▸ GIVEN TASK
Would you pull out every line of the material that contains the string "engine"?

┌────────

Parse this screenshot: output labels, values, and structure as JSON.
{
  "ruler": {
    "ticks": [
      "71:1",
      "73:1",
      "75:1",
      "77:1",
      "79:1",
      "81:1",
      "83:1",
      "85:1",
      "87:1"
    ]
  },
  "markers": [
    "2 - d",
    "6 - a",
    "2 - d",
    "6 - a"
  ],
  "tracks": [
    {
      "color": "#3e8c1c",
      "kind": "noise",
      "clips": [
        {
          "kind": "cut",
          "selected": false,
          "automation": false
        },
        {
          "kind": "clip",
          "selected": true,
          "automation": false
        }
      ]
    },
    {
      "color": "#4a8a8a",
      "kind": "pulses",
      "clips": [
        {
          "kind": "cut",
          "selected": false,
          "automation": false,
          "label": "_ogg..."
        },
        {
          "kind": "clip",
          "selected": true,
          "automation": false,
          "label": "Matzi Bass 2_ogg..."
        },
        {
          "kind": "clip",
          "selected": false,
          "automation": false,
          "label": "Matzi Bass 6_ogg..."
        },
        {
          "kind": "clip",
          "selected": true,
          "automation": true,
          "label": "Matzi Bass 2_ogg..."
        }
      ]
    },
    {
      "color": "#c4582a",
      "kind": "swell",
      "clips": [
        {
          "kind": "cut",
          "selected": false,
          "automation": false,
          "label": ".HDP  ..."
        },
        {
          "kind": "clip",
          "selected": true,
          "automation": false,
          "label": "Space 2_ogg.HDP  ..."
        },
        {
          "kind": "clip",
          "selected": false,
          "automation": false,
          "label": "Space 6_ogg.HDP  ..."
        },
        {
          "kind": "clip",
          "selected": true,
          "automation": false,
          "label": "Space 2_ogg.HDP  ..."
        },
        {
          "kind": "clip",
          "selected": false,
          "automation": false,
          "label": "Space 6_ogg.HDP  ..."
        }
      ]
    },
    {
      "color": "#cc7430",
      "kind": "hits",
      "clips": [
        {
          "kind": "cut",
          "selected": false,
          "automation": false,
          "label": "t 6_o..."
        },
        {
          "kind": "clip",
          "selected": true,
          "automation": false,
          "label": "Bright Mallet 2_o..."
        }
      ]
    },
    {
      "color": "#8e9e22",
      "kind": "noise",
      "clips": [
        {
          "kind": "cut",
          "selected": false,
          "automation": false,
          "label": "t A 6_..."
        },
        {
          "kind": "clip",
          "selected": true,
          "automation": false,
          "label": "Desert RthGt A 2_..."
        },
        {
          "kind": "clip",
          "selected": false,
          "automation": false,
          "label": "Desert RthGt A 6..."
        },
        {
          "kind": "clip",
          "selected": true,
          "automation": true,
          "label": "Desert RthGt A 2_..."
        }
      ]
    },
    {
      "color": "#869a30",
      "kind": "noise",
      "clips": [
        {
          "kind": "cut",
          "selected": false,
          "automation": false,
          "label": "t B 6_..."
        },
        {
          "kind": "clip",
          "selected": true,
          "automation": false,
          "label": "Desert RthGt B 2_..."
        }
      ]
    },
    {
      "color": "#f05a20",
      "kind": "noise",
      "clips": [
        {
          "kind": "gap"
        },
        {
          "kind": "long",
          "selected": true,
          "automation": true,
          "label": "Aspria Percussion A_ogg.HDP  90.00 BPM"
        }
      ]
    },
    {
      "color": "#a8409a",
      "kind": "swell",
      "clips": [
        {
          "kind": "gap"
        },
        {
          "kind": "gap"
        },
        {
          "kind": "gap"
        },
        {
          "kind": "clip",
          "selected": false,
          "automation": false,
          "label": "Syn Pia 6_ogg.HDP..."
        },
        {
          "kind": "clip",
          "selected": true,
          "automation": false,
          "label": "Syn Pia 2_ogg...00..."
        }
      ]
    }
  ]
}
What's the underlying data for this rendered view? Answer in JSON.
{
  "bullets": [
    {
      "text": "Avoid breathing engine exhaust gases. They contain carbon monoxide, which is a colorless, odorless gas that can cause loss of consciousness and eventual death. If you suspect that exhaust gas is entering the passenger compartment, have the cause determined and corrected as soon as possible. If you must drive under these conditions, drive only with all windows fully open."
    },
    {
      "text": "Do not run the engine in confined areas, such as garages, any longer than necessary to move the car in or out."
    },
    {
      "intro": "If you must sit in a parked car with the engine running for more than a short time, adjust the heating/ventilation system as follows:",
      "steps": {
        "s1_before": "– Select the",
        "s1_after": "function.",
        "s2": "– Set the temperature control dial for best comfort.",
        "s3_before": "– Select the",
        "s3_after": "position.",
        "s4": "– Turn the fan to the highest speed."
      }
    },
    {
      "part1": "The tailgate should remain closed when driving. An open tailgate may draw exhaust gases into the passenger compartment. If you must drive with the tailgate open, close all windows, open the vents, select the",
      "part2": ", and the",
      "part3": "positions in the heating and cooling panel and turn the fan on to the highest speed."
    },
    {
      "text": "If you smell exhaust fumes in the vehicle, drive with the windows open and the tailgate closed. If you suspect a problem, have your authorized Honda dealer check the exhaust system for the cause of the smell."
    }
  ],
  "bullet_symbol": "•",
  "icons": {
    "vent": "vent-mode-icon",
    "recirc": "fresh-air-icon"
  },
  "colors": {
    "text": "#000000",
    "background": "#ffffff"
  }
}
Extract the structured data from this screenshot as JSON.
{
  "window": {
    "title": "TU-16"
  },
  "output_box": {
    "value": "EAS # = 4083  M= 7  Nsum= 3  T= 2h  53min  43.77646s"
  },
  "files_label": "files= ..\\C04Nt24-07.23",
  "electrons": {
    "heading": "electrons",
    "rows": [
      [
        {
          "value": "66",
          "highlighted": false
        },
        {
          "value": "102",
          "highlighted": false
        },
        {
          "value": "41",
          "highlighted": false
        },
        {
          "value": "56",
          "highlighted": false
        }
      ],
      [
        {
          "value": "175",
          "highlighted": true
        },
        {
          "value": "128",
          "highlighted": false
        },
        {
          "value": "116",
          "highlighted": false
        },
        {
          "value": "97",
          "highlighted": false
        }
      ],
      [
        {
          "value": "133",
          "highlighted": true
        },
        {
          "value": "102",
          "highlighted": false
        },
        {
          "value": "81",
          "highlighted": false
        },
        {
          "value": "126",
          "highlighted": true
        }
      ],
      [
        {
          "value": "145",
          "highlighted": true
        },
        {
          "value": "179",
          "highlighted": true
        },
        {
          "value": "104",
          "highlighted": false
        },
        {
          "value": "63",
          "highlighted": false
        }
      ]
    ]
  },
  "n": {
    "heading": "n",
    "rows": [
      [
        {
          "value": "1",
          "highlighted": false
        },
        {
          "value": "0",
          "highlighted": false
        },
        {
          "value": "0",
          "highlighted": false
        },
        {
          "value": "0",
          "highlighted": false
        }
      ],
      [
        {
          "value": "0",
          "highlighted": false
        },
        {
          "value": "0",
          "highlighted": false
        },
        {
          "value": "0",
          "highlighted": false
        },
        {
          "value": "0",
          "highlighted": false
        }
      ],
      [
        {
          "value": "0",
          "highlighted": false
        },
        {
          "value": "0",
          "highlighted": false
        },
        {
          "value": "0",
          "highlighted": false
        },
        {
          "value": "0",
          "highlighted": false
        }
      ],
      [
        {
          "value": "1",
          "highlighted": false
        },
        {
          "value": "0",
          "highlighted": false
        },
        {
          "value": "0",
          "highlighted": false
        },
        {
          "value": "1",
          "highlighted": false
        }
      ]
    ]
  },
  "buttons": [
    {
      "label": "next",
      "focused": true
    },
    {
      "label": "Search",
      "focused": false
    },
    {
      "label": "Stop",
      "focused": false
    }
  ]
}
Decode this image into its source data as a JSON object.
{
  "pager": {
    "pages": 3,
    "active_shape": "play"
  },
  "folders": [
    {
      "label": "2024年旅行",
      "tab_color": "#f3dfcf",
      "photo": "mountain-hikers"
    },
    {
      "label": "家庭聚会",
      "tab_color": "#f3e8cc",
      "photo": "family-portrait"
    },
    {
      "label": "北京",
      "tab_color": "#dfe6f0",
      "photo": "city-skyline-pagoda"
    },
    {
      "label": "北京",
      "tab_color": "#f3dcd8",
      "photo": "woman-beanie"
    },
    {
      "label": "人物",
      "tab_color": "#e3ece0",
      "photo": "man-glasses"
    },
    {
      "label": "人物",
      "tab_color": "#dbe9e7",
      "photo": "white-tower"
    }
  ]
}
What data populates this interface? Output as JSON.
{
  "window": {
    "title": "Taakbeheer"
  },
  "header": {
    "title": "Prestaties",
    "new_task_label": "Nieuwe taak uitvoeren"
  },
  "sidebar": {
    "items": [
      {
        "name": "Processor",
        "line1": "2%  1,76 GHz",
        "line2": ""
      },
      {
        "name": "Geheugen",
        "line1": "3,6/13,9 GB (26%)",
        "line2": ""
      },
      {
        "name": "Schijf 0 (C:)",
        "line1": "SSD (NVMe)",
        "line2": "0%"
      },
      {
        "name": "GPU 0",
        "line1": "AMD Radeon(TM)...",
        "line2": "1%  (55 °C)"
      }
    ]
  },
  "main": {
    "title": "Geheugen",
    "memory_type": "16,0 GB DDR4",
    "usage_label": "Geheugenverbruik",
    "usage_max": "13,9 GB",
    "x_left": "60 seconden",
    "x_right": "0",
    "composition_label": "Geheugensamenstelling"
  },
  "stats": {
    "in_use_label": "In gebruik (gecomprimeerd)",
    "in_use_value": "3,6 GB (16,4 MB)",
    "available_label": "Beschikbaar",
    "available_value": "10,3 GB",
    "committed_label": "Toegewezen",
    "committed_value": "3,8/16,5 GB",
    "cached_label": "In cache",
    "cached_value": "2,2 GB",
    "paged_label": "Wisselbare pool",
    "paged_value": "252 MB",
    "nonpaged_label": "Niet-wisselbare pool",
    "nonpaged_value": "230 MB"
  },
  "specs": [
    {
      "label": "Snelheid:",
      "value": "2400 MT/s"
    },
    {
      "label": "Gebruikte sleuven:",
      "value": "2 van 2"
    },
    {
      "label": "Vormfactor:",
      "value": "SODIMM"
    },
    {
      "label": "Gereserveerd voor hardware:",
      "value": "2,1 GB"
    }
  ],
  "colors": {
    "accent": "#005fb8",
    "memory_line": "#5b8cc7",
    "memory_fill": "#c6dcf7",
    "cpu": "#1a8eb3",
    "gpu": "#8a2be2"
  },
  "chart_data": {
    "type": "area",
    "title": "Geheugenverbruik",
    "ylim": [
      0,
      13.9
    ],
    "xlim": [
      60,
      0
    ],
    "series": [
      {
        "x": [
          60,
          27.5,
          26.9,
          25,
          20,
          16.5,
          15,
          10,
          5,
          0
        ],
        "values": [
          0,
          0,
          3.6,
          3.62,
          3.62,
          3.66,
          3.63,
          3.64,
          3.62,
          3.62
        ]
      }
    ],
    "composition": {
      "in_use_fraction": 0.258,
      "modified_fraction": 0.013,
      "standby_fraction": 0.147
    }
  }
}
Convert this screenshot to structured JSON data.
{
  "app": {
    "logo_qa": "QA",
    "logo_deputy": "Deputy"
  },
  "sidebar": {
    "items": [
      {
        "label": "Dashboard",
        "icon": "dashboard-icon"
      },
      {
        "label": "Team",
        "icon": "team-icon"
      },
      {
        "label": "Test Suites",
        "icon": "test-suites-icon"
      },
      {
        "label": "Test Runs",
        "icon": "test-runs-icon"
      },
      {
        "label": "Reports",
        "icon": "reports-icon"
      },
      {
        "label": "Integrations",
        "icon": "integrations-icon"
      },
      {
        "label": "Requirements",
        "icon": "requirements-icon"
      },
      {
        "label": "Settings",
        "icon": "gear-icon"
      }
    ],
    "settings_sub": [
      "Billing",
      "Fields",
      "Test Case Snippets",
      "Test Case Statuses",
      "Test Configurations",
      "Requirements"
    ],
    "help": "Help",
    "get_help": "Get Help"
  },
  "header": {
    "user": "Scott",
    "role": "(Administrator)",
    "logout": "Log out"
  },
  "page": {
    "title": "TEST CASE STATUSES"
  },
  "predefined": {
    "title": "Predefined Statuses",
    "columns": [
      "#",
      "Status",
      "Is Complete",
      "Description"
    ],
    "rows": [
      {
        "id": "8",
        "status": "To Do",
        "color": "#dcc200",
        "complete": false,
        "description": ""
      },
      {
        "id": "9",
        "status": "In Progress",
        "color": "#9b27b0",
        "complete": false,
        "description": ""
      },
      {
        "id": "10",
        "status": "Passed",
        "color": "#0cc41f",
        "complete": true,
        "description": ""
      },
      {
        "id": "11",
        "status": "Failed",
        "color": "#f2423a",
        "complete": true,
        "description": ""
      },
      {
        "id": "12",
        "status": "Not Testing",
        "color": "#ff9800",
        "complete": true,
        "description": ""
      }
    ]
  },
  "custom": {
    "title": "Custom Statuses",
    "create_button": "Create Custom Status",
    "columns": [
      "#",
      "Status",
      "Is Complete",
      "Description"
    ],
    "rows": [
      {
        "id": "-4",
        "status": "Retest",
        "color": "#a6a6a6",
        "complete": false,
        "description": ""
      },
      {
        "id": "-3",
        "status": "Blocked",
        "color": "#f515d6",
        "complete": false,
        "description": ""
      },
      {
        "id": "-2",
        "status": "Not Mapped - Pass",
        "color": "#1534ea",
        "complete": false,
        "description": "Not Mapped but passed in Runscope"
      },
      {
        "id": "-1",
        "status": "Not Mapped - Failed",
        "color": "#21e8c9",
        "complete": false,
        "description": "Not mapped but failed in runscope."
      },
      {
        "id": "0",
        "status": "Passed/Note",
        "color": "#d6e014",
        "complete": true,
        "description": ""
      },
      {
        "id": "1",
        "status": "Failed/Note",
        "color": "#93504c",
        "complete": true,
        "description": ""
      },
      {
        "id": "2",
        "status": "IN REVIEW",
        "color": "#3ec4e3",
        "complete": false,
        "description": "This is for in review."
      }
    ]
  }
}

└────────

▸ RESULT FOR THIS TASK
      "text": "Avoid breathing engine exhaust gases. They contain carbon monoxide, which is a colorless, odorless gas that can cause loss of consciousness and eventual death. If you suspect that exhaust gas is entering the passenger compartment, have the cause determined and corrected as soon as possible. If you must drive under these conditions, drive only with all windows fully open."
      "text": "Do not run the engine in confined areas, such as garages, any longer than necessary to move the car in or out."
      "intro": "If you must sit in a parked car with the engine running for more than a short time, adjust the heating/ventilation system as follows:",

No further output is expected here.